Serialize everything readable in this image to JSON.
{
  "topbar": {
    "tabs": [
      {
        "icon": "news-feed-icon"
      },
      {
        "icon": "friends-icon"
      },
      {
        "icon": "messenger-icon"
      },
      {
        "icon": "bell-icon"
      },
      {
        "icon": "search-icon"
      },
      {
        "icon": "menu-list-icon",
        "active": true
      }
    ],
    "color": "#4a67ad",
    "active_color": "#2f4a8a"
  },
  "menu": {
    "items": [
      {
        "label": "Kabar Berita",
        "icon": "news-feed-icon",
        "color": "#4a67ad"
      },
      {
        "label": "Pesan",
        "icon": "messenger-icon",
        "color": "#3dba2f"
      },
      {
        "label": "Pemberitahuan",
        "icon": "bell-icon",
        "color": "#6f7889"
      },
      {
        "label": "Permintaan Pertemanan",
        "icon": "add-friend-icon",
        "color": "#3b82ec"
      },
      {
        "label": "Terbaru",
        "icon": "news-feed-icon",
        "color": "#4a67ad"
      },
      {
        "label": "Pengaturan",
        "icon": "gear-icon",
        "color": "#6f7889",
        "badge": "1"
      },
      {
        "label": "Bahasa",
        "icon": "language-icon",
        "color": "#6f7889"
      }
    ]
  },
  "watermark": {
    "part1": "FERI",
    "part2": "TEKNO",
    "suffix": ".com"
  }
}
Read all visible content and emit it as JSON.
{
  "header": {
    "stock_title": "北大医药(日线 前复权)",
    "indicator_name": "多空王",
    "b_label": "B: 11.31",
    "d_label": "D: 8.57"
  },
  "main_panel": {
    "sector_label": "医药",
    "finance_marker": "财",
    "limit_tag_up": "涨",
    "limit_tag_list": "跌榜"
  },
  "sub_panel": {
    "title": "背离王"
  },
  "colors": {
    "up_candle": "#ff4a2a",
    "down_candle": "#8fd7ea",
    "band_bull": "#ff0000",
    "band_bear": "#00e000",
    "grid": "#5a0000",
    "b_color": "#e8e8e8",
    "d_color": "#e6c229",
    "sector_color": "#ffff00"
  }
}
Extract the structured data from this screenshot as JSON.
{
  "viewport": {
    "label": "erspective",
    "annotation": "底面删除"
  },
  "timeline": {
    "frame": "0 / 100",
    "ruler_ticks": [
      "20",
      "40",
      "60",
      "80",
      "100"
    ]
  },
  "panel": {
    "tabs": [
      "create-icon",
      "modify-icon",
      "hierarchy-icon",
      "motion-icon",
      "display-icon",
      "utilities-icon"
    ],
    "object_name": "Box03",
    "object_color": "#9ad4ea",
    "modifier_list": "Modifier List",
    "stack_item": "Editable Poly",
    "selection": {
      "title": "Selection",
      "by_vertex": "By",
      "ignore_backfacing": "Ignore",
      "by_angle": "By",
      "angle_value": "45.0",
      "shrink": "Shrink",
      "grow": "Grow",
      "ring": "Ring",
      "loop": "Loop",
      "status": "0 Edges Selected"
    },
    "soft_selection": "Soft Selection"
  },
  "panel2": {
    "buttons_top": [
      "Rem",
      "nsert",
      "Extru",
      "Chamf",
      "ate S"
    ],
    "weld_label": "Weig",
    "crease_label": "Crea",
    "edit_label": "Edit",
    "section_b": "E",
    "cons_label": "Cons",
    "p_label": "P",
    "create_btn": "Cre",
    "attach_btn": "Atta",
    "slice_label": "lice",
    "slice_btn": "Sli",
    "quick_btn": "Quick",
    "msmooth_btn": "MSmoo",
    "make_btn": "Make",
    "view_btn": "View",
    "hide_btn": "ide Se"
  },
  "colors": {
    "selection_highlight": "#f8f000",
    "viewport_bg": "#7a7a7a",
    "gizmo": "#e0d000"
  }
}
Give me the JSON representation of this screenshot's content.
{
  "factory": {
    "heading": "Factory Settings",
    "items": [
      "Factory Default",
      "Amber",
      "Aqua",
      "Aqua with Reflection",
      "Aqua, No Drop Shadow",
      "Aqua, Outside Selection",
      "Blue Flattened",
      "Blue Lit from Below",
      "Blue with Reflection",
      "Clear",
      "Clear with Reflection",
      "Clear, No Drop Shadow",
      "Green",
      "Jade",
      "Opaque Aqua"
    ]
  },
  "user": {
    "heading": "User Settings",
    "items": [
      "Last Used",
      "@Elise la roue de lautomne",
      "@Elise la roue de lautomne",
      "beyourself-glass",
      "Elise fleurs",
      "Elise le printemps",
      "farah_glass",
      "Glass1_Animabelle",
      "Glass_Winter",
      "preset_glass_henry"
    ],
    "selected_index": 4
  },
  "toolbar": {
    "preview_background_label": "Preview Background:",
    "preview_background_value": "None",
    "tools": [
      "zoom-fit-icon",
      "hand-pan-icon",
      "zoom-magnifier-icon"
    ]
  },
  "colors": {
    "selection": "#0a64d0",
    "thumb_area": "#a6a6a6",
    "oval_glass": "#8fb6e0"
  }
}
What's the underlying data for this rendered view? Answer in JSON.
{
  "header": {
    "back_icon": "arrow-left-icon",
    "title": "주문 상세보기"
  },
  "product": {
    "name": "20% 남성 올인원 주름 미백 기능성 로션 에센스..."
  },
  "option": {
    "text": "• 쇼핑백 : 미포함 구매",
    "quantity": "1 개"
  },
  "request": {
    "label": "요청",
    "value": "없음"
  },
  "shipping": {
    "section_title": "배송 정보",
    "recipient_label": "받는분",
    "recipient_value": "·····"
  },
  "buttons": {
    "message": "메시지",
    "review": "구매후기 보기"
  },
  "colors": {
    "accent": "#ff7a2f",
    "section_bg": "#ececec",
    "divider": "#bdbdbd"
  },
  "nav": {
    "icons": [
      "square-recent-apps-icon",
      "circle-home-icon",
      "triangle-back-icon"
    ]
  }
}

• [SET EXERCISE] Select the lines in this material that hold the word "data", leaving none out.

• [COMPLETE OUTPUT]
Extract the structured data from this screenshot as JSON.
What's the underlying data for this rendered view? Answer in JSON.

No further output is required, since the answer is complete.